►

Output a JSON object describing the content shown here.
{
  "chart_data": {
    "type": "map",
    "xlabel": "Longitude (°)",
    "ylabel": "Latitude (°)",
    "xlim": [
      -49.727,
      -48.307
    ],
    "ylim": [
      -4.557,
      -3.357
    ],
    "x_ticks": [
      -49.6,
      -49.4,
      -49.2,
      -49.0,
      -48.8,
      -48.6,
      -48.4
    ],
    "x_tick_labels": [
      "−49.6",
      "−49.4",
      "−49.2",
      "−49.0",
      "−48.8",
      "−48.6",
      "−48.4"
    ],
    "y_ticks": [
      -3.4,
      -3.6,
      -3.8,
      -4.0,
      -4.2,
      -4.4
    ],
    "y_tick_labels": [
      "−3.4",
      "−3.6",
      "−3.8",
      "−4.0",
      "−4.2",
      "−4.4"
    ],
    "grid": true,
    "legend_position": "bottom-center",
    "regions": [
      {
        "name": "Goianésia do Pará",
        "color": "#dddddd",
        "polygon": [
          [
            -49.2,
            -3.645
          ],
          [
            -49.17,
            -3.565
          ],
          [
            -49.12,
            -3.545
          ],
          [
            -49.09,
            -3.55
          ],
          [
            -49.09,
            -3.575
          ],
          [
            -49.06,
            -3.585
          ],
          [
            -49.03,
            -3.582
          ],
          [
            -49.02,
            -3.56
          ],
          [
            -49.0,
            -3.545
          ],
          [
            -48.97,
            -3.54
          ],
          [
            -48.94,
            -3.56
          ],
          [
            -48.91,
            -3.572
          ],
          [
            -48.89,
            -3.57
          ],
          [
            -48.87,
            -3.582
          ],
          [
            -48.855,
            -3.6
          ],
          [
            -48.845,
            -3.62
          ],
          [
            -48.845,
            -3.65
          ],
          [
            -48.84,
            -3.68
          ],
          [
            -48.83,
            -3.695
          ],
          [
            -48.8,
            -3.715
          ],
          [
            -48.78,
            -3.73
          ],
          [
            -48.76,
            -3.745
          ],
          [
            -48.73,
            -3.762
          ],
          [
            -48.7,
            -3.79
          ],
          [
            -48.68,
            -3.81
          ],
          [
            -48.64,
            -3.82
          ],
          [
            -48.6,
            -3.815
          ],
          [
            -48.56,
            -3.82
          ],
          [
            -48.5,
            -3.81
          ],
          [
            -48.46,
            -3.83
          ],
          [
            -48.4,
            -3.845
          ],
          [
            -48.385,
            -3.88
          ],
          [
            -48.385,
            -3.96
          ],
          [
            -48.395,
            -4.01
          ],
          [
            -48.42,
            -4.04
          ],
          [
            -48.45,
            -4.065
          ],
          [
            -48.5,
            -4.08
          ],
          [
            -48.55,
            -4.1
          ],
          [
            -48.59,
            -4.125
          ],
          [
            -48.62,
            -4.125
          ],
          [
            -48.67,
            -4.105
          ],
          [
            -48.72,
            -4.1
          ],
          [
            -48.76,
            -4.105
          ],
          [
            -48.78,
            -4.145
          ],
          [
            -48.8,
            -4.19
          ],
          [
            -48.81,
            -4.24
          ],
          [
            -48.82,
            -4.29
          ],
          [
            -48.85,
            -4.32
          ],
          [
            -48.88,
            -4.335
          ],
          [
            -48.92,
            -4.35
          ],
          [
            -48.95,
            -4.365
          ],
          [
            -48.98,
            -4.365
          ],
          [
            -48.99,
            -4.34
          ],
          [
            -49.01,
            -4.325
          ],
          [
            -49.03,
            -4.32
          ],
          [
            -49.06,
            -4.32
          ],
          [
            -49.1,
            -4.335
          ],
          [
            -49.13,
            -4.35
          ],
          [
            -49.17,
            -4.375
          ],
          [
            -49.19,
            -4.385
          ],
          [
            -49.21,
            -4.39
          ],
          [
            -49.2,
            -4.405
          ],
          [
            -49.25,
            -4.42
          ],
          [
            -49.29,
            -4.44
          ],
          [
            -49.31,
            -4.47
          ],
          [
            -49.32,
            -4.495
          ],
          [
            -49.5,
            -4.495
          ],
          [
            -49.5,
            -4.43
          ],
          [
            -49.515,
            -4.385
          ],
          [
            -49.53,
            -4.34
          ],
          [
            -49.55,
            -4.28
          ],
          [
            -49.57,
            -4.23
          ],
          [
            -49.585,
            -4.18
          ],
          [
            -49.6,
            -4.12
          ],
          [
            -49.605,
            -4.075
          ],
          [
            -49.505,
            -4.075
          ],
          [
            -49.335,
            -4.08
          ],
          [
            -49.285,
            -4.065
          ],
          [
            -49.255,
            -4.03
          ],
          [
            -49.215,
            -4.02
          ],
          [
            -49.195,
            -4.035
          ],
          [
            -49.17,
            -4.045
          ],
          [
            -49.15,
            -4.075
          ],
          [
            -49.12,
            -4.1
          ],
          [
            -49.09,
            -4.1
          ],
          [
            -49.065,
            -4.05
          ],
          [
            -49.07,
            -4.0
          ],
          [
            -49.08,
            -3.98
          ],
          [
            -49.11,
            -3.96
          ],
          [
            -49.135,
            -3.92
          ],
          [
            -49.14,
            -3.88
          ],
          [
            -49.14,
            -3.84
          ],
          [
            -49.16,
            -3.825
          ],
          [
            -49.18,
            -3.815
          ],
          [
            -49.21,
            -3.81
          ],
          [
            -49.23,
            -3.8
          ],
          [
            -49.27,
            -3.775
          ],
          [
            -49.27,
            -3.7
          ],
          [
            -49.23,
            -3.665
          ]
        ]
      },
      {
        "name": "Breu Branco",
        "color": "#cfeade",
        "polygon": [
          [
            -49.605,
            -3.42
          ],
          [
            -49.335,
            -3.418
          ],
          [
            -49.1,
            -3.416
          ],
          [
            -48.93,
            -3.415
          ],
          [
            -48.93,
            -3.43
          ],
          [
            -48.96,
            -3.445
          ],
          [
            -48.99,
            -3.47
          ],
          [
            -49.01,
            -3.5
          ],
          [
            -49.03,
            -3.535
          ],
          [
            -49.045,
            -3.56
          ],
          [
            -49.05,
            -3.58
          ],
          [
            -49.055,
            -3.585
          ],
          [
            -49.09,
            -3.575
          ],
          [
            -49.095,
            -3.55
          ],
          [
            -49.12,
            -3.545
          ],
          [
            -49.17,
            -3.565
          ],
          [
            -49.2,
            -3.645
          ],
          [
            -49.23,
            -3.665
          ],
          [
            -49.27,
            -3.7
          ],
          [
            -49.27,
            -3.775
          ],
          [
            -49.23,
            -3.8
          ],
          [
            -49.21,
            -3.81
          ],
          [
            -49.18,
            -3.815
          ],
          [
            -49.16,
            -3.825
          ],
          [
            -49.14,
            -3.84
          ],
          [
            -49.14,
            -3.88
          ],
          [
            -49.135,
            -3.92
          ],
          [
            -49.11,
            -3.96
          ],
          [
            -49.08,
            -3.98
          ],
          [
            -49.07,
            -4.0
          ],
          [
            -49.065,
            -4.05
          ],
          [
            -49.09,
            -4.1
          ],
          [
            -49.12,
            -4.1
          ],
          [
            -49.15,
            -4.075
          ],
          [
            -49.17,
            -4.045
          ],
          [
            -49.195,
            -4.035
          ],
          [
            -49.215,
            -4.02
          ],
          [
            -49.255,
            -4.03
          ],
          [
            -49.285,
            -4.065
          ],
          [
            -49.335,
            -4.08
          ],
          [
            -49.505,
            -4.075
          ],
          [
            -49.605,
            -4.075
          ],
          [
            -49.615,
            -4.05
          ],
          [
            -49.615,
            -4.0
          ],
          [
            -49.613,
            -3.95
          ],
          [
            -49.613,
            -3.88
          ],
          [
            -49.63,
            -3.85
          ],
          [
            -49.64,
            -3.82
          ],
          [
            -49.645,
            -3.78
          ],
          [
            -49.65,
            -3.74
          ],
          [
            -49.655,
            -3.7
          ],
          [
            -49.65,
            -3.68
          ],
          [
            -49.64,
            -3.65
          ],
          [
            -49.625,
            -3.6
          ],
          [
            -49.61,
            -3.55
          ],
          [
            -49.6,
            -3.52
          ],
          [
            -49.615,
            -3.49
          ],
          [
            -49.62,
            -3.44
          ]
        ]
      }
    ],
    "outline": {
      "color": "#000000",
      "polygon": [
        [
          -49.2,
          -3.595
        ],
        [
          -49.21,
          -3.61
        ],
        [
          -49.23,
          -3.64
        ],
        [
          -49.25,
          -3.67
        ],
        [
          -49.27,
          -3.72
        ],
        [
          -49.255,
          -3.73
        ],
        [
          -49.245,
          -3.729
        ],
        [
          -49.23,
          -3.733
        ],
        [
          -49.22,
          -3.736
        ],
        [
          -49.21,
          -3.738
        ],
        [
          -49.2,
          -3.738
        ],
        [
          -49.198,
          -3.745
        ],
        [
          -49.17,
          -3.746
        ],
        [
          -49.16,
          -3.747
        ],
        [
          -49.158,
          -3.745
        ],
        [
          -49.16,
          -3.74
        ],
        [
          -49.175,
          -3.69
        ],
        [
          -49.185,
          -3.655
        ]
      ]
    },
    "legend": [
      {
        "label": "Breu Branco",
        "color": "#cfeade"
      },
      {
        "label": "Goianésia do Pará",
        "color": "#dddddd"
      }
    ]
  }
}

◄

> _Directions for this task_: Identify the lines of the entries containing the string "Goianésia". Copy each such line.

> _Correct answer_:
        "name": "Goianésia do Pará",
        "label": "Goianésia do Pará",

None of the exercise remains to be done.